Accretion-Driven Turbulence in the Circumgalactic Medium

Abstract

Both observations and hydrodynamic simulations suggest that turbulence is ubiquitous in the circumgalactic medium (CGM). We study the development and properties of CGM turbulence driven by accretion in halo masses of $10^{10}-10^{13}\,{\rm M}_\odot$ at redshifts $0\leq z\lesssim 2$, thus providing a baseline for additional turbulence driving processes such as galaxy feedback. Using analytic considerations and idealized hydrodynamical simulations we demonstrate that in halos with mass up to $\sim10^{12}\,{\rm M}_\odot$, even mild turbulent velocities near the virial radius of $σ_{\rm t}(R_{\rm vir})\sim 10\,{\rm km \, s^{-1}}$ are enhanced by the accretion process so that turbulent velocities are comparable to the virial velocity at inner CGM radii, with $σ_{\rm t}(0.1\,R_{\rm vir})\approx v_{\rm vir}\sim 100\,{\rm km \, s^{-1}}$. Rapid cooling at these inner radii further implies that thermal pressure support is small, and the gas is dominated by the cool and warm ($\sim10^4-10^5\,{\rm K}$) phases. Inner CGM energetics are thus dominated by turbulence, with gas density distributions and velocity structure functions similar to those seen in simulations of isothermal supersonic ISM turbulence, rather than those seen in subsonically turbulent stratified media such as the ICM. The gas accretion rate in these systems is regulated by the turbulence dissipation rate rather than by the cooling rate as in more massive halos. We argue that galaxy feedback is unlikely to qualitatively change our conclusions unless it continuously injects high specific energy material ($\gg v^2_{\rm vir}$) into the CGM. Such `turbulence-dominated' CGM can be identified in observations via the predicted wide lognormal ionization distributions and large velocity dispersions in UV absorption spectra, particularly in the inner CGM of $\sim L^\star$ and lower-mass halos.

Figures (14)

• Figure 1: Lagrangian evolution of the turbulent velocity in inflows, versus the ratio of the turbulent velocity to the mean inflow velocity. Calculation is based on eqn. (\ref{['eq:turbulence_combine']}) from Robertson & Goldreich (2012) assuming $\eta=1$. The turbulent velocity increases when it is lower than $|u_r|$ and decreases when it is higher than $|u_r|$, converging to $\sigma_{\rm t}=|u_r|$.

MATERIAL FOR THIS TASK:

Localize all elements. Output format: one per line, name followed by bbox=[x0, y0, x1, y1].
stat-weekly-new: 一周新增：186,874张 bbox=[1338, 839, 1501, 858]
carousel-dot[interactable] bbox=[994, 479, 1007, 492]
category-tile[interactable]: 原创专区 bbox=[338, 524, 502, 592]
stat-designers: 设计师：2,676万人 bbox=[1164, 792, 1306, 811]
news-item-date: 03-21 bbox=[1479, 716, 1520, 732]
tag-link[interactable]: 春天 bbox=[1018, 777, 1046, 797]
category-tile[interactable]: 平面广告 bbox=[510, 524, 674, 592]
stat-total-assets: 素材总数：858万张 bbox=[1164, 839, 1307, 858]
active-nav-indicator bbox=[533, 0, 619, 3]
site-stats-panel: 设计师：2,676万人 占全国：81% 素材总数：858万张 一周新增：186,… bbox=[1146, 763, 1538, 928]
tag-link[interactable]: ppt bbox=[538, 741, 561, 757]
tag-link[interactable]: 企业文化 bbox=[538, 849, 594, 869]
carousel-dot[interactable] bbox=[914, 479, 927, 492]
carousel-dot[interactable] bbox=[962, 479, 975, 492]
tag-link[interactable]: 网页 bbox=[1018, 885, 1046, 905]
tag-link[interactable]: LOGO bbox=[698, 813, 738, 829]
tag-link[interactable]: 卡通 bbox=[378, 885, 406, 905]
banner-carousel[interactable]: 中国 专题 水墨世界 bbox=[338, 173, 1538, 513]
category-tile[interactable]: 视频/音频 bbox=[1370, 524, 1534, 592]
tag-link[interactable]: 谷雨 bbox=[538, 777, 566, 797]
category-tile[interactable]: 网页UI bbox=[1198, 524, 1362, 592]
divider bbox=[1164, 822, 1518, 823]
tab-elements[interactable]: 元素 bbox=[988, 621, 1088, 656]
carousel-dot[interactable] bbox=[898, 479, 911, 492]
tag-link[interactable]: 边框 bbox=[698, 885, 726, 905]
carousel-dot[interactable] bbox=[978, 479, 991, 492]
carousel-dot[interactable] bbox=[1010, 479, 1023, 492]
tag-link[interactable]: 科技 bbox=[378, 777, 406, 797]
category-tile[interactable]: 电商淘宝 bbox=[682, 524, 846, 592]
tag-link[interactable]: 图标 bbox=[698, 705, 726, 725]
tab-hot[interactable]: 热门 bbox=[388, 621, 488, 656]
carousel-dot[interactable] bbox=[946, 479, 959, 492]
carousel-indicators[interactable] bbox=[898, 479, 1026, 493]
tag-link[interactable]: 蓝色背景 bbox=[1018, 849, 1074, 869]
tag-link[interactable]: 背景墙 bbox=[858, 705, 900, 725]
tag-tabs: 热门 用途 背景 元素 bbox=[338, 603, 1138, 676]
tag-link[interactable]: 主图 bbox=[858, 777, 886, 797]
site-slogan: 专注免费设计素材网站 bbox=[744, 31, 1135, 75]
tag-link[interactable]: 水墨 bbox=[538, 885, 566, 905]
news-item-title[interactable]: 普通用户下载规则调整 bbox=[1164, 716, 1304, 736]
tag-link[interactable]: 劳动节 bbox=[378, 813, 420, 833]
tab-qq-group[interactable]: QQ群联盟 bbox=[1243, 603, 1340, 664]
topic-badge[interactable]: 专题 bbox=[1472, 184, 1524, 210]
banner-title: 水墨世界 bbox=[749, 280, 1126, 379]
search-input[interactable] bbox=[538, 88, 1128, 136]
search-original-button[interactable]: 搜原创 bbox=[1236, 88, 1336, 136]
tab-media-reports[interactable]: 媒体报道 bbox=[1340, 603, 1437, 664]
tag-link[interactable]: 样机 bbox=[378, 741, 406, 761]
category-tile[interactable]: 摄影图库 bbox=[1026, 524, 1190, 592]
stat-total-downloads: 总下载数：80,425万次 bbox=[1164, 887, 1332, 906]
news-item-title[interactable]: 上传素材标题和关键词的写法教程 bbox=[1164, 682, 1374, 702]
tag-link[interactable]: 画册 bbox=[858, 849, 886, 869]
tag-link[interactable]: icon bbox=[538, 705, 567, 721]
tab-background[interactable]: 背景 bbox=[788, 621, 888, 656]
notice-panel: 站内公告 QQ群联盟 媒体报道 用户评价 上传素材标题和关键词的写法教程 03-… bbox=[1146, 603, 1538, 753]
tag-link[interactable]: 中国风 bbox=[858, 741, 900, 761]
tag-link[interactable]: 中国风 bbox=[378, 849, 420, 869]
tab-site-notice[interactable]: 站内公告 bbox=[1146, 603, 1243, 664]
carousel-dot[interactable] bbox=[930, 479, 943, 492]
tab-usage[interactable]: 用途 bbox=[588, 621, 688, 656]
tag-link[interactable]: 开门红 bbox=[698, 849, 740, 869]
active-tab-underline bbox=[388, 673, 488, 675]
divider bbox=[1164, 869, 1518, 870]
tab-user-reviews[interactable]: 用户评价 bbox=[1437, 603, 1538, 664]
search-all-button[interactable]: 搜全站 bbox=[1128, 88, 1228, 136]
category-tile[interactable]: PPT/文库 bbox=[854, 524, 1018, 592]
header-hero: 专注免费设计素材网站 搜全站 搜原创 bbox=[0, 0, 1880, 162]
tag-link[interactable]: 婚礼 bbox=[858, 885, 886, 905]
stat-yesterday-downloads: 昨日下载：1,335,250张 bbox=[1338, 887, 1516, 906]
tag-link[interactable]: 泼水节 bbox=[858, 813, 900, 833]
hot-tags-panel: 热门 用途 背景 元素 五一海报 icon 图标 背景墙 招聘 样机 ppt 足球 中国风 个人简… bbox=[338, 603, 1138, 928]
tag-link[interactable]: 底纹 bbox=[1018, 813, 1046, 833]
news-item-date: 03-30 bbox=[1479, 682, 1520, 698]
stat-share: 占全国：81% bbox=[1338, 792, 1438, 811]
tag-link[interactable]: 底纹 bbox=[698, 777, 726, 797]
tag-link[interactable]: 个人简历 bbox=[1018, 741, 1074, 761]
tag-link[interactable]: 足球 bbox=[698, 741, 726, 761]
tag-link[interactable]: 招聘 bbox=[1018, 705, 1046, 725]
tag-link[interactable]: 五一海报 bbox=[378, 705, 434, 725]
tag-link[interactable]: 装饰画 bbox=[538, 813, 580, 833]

REQUIREMENTS:
A – In the rows, swap "category-tile" for "category-card" and write out everything from the start of the rows down to the line containing "site-stats-panel: 设计师：2,676万人 占全国：81%", with nothing else changed.
B – Carry on the text about accretion-driven turbulence in the circumgalactic medium from the point where it stops.
The rows have no connection to the accretion-turbulence text that precedes them.

TASK RESPONSES:
A –
Localize all elements. Output format: one per line, name followed by bbox=[x0, y0, x1, y1].
stat-weekly-new: 一周新增：186,874张 bbox=[1338, 839, 1501, 858]
carousel-dot[interactable] bbox=[994, 479, 1007, 492]
category-card[interactable]: 原创专区 bbox=[338, 524, 502, 592]
stat-designers: 设计师：2,676万人 bbox=[1164, 792, 1306, 811]
news-item-date: 03-21 bbox=[1479, 716, 1520, 732]
tag-link[interactable]: 春天 bbox=[1018, 777, 1046, 797]
category-card[interactable]: 平面广告 bbox=[510, 524, 674, 592]
stat-total-assets: 素材总数：858万张 bbox=[1164, 839, 1307, 858]
active-nav-indicator bbox=[533, 0, 619, 3]
site-stats-panel: 设计师：2,676万人 占全国：81% 素材总数：858万张 一周新增：186,… bbox=[1146, 763, 1538, 928]

B –
• Figure 2: Subsonic and supersonic turbulence in CGM inflows. Top: Cartoons of the subsonic and supersonic regimes versus halo mass. At high masses the hot phase ($T\approx T_{\rm vir}$) dominates the inflow, with subsonic inflow and turbulent velocities and an inflow velocity set by the cooling time (eqn. \ref{['eq:cooling_flow']}). At low masses the cool phase ($T\gtrsim T_{\rm eq}$) dominates so inflow and turbulence velocities are supersonic, and the inflow velocity is set by the turbulence dissipation time (eqn. \ref{['eq:ur cool solution']}). At intermediate masses CGM inflows have a sonic radius at halo radii separating the two regimes. Bottom: Sonic radius of CGM inflows relative to $R_{\rm vir}$ versus halo mass and redshift, calculated using eqn. (\ref{['eq:r_sonic']}) with $Z=0.3Z_\odot$ and a CGM mass relative to the halo baryon budget of $0.5$ (black lines) or $0.2$ (gray line). We mark the typical circularization radius of CGM inflows at which the inflow halts and within which the galaxy forms.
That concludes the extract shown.